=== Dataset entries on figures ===
· · ·
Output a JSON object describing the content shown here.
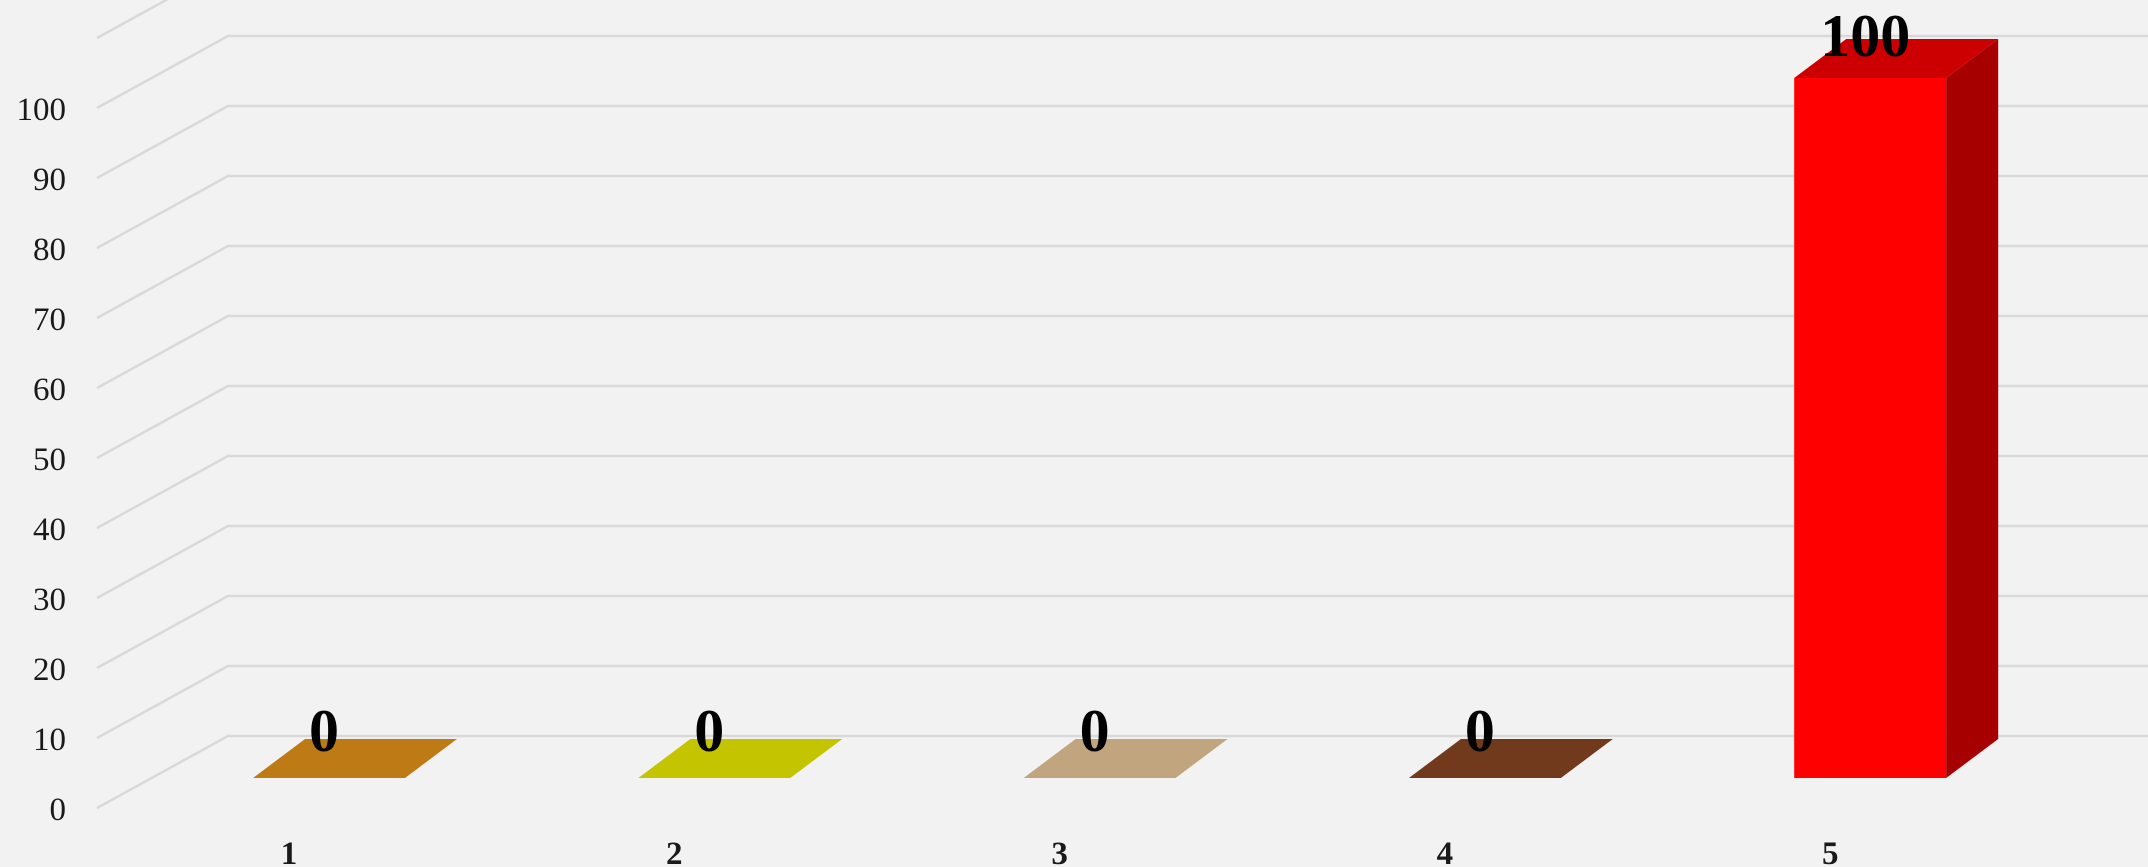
{
  "chart_data": {
    "type": "bar",
    "style": "3d-column",
    "categories": [
      "1",
      "2",
      "3",
      "4",
      "5"
    ],
    "values": [
      0,
      0,
      0,
      0,
      100
    ],
    "data_labels": [
      "0",
      "0",
      "0",
      "0",
      "100"
    ],
    "colors": [
      "#be7a14",
      "#c4c400",
      "#c0a57e",
      "#723a1c",
      "#ff0000"
    ],
    "ylim": [
      0,
      100
    ],
    "yticks": [
      0,
      10,
      20,
      30,
      40,
      50,
      60,
      70,
      80,
      90,
      100
    ],
    "title": "",
    "xlabel": "",
    "ylabel": "",
    "grid": true,
    "legend": "none",
    "background": "#f2f2f2"
  }
}
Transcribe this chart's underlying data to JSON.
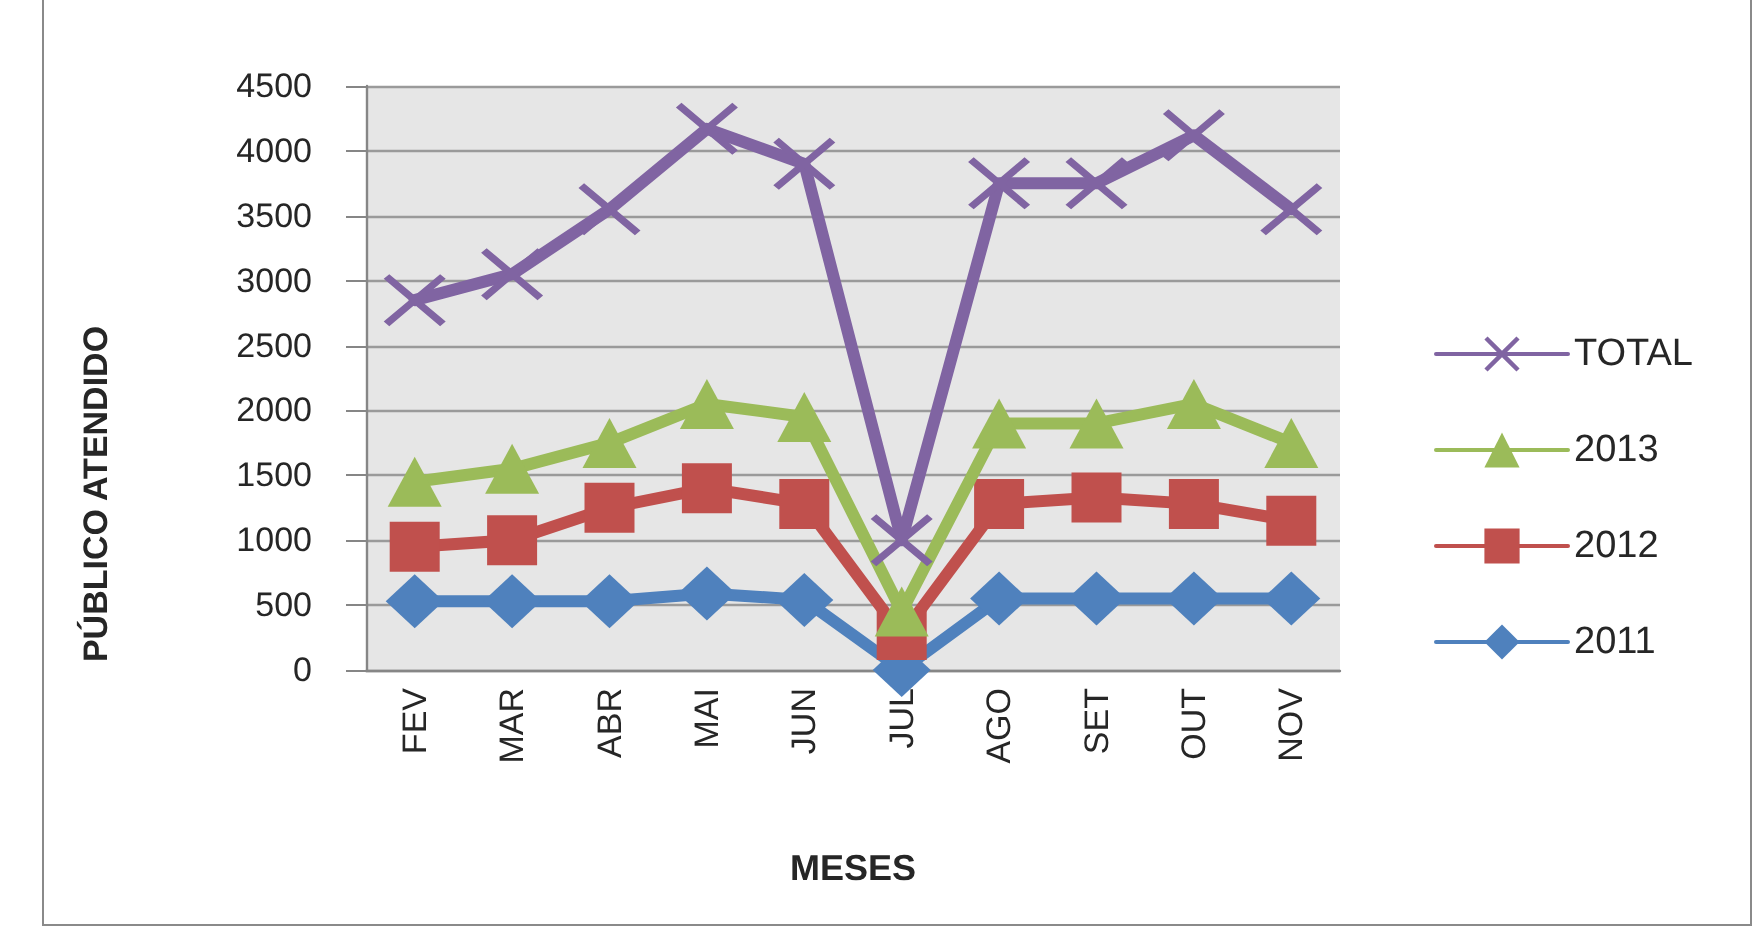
· · ·
=== INSTRUCTIONS TO FOLLOW ===
Give back every line exactly as it stands, pictures excluded.

=== FULL OUTPUT ===
Output a JSON object describing the content shown here.
{
  "chart_data": {
    "type": "bar",
    "style": "3d-column",
    "categories": [
      "1",
      "2",
      "3",
      "4",
      "5"
    ],
    "values": [
      0,
      0,
      0,
      0,
      100
    ],
    "data_labels": [
      "0",
      "0",
      "0",
      "0",
      "100"
    ],
    "colors": [
      "#be7a14",
      "#c4c400",
      "#c0a57e",
      "#723a1c",
      "#ff0000"
    ],
    "ylim": [
      0,
      100
    ],
    "yticks": [
      0,
      10,
      20,
      30,
      40,
      50,
      60,
      70,
      80,
      90,
      100
    ],
    "title": "",
    "xlabel": "",
    "ylabel": "",
    "grid": true,
    "legend": "none",
    "background": "#f2f2f2"
  }
}
Transcribe this chart's underlying data to JSON.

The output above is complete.